Data entries:
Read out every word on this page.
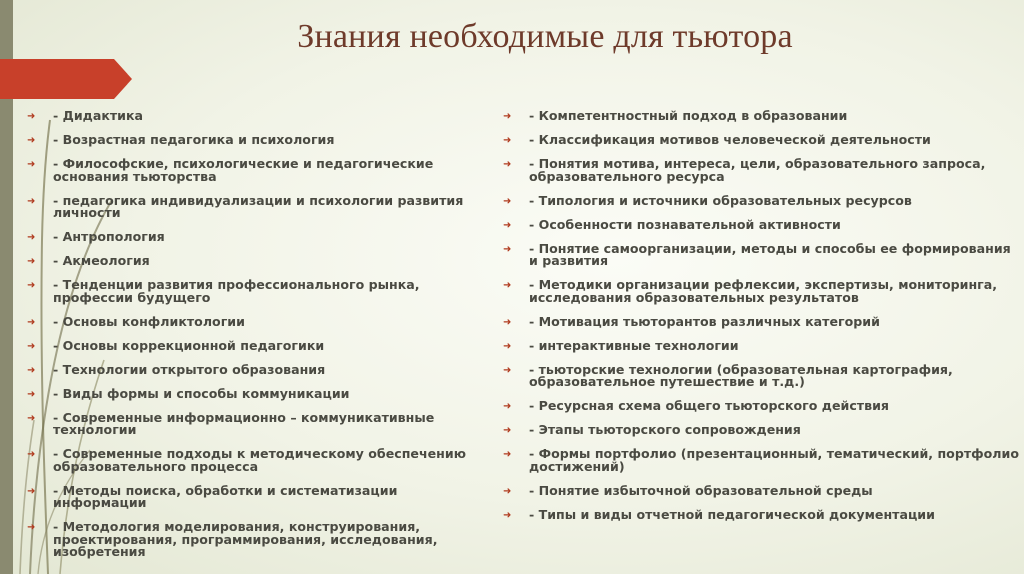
Знания необходимые для тьютора
➜ - Дидактика
➜ - Возрастная педагогика и психология
➜ - Философские, психологические и педагогические основания тьюторства
➜ - педагогика индивидуализации и психологии развития личности
➜ - Антропология
➜ - Акмеология
➜ - Тенденции развития профессионального рынка, профессии будущего
➜ - Основы конфликтологии
➜ - Основы коррекционной педагогики
➜ - Технологии открытого образования
➜ - Виды формы и способы коммуникации
➜ - Современные информационно – коммуникативные технологии
➜ - Современные подходы к методическому обеспечению образовательного процесса
➜ - Методы поиска, обработки и систематизации информации
➜ - Методология моделирования, конструирования, проектирования, программирования, исследования, изобретения
➜ - Компетентностный подход в образовании
➜ - Классификация мотивов человеческой деятельности
➜ - Понятия мотива, интереса, цели, образовательного запроса, образовательного ресурса
➜ - Типология и источники образовательных ресурсов
➜ - Особенности познавательной активности
➜ - Понятие самоорганизации, методы и способы ее формирования и развития
➜ - Методики организации рефлексии, экспертизы, мониторинга, исследования образовательных результатов
➜ - Мотивация тьюторантов различных категорий
➜ - интерактивные технологии
➜ - тьюторские технологии (образовательная картография, образовательное путешествие и т.д.)
➜ - Ресурсная схема общего тьюторского действия
➜ - Этапы тьюторского сопровождения
➜ - Формы портфолио (презентационный, тематический, портфолио достижений)
➜ - Понятие избыточной образовательной среды
➜ - Типы и виды отчетной педагогической документации
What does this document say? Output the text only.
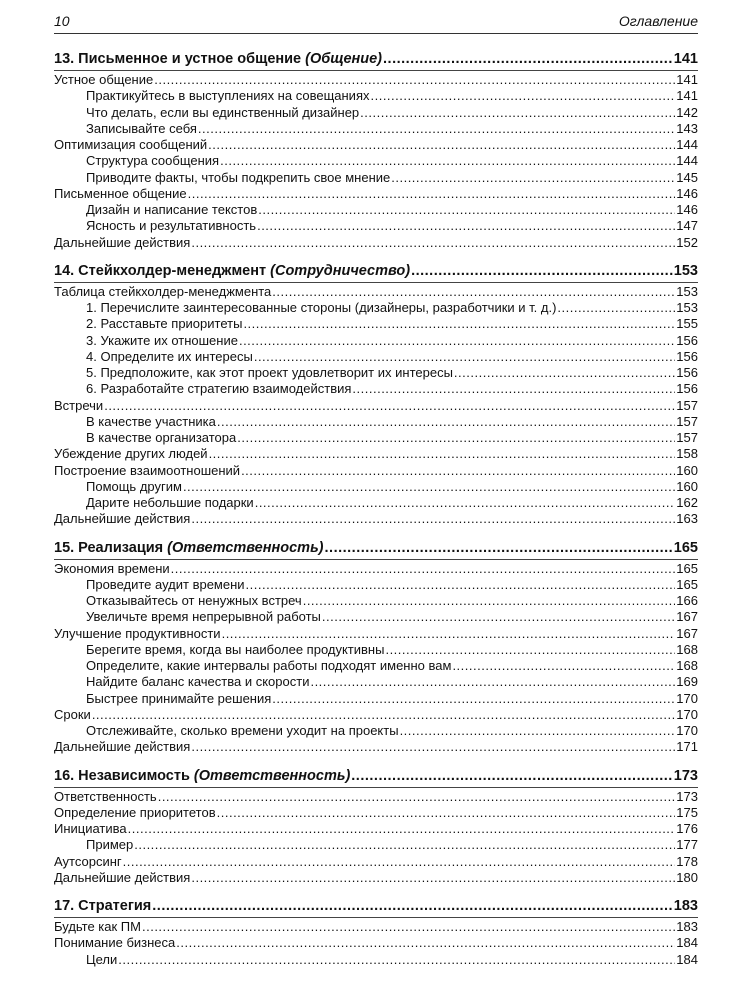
10	Оглавление
13. Письменное и устное общение (Общение) .....	141
Устное общение .....	141
Практикуйтесь в выступлениях на совещаниях .....	141
Что делать, если вы единственный дизайнер .....	142
Записывайте себя .....	143
Оптимизация сообщений .....	144
Структура сообщения .....	144
Приводите факты, чтобы подкрепить свое мнение .....	145
Письменное общение .....	146
Дизайн и написание текстов .....	146
Ясность и результативность .....	147
Дальнейшие действия .....	152
14. Стейкхолдер-менеджмент (Сотрудничество) .....	153
Таблица стейкхолдер-менеджмента .....	153
1. Перечислите заинтересованные стороны (дизайнеры, разработчики и т. д.) .....	153
2. Расставьте приоритеты .....	155
3. Укажите их отношение .....	156
4. Определите их интересы .....	156
5. Предположите, как этот проект удовлетворит их интересы .....	156
6. Разработайте стратегию взаимодействия .....	156
Встречи .....	157
В качестве участника .....	157
В качестве организатора .....	157
Убеждение других людей .....	158
Построение взаимоотношений .....	160
Помощь другим .....	160
Дарите небольшие подарки .....	162
Дальнейшие действия .....	163
15. Реализация (Ответственность) .....	165
Экономия времени .....	165
Проведите аудит времени .....	165
Отказывайтесь от ненужных встреч .....	166
Увеличьте время непрерывной работы .....	167
Улучшение продуктивности .....	167
Берегите время, когда вы наиболее продуктивны .....	168
Определите, какие интервалы работы подходят именно вам .....	168
Найдите баланс качества и скорости .....	169
Быстрее принимайте решения .....	170
Сроки .....	170
Отслеживайте, сколько времени уходит на проекты .....	170
Дальнейшие действия .....	171
16. Независимость (Ответственность) .....	173
Ответственность .....	173
Определение приоритетов .....	175
Инициатива .....	176
Пример .....	177
Аутсорсинг .....	178
Дальнейшие действия .....	180
17. Стратегия .....	183
Будьте как ПМ .....	183
Понимание бизнеса .....	184
Цели .....	184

SET TASK. Give back the entries verbatim. Do not include any picture.

TASK RESPONSE.
Read out every word on this page.
Знания необходимые для тьютора
➜ - Дидактика
➜ - Возрастная педагогика и психология
➜ - Философские, психологические и педагогические основания тьюторства
➜ - педагогика индивидуализации и психологии развития личности
➜ - Антропология
➜ - Акмеология
➜ - Тенденции развития профессионального рынка, профессии будущего
➜ - Основы конфликтологии
➜ - Основы коррекционной педагогики
➜ - Технологии открытого образования
➜ - Виды формы и способы коммуникации
➜ - Современные информационно – коммуникативные технологии
➜ - Современные подходы к методическому обеспечению образовательного процесса
➜ - Методы поиска, обработки и систематизации информации
➜ - Методология моделирования, конструирования, проектирования, программирования, исследования, изобретения
➜ - Компетентностный подход в образовании
➜ - Классификация мотивов человеческой деятельности
➜ - Понятия мотива, интереса, цели, образовательного запроса, образовательного ресурса
➜ - Типология и источники образовательных ресурсов
➜ - Особенности познавательной активности
➜ - Понятие самоорганизации, методы и способы ее формирования и развития
➜ - Методики организации рефлексии, экспертизы, мониторинга, исследования образовательных результатов
➜ - Мотивация тьюторантов различных категорий
➜ - интерактивные технологии
➜ - тьюторские технологии (образовательная картография, образовательное путешествие и т.д.)
➜ - Ресурсная схема общего тьюторского действия
➜ - Этапы тьюторского сопровождения
➜ - Формы портфолио (презентационный, тематический, портфолио достижений)
➜ - Понятие избыточной образовательной среды
➜ - Типы и виды отчетной педагогической документации
What does this document say? Output the text only.
10	Оглавление
13. Письменное и устное общение (Общение) .....	141
Устное общение .....	141
Практикуйтесь в выступлениях на совещаниях .....	141
Что делать, если вы единственный дизайнер .....	142
Записывайте себя .....	143
Оптимизация сообщений .....	144
Структура сообщения .....	144
Приводите факты, чтобы подкрепить свое мнение .....	145
Письменное общение .....	146
Дизайн и написание текстов .....	146
Ясность и результативность .....	147
Дальнейшие действия .....	152
14. Стейкхолдер-менеджмент (Сотрудничество) .....	153
Таблица стейкхолдер-менеджмента .....	153
1. Перечислите заинтересованные стороны (дизайнеры, разработчики и т. д.) .....	153
2. Расставьте приоритеты .....	155
3. Укажите их отношение .....	156
4. Определите их интересы .....	156
5. Предположите, как этот проект удовлетворит их интересы .....	156
6. Разработайте стратегию взаимодействия .....	156
Встречи .....	157
В качестве участника .....	157
В качестве организатора .....	157
Убеждение других людей .....	158
Построение взаимоотношений .....	160
Помощь другим .....	160
Дарите небольшие подарки .....	162
Дальнейшие действия .....	163
15. Реализация (Ответственность) .....	165
Экономия времени .....	165
Проведите аудит времени .....	165
Отказывайтесь от ненужных встреч .....	166
Увеличьте время непрерывной работы .....	167
Улучшение продуктивности .....	167
Берегите время, когда вы наиболее продуктивны .....	168
Определите, какие интервалы работы подходят именно вам .....	168
Найдите баланс качества и скорости .....	169
Быстрее принимайте решения .....	170
Сроки .....	170
Отслеживайте, сколько времени уходит на проекты .....	170
Дальнейшие действия .....	171
16. Независимость (Ответственность) .....	173
Ответственность .....	173
Определение приоритетов .....	175
Инициатива .....	176
Пример .....	177
Аутсорсинг .....	178
Дальнейшие действия .....	180
17. Стратегия .....	183
Будьте как ПМ .....	183
Понимание бизнеса .....	184
Цели .....	184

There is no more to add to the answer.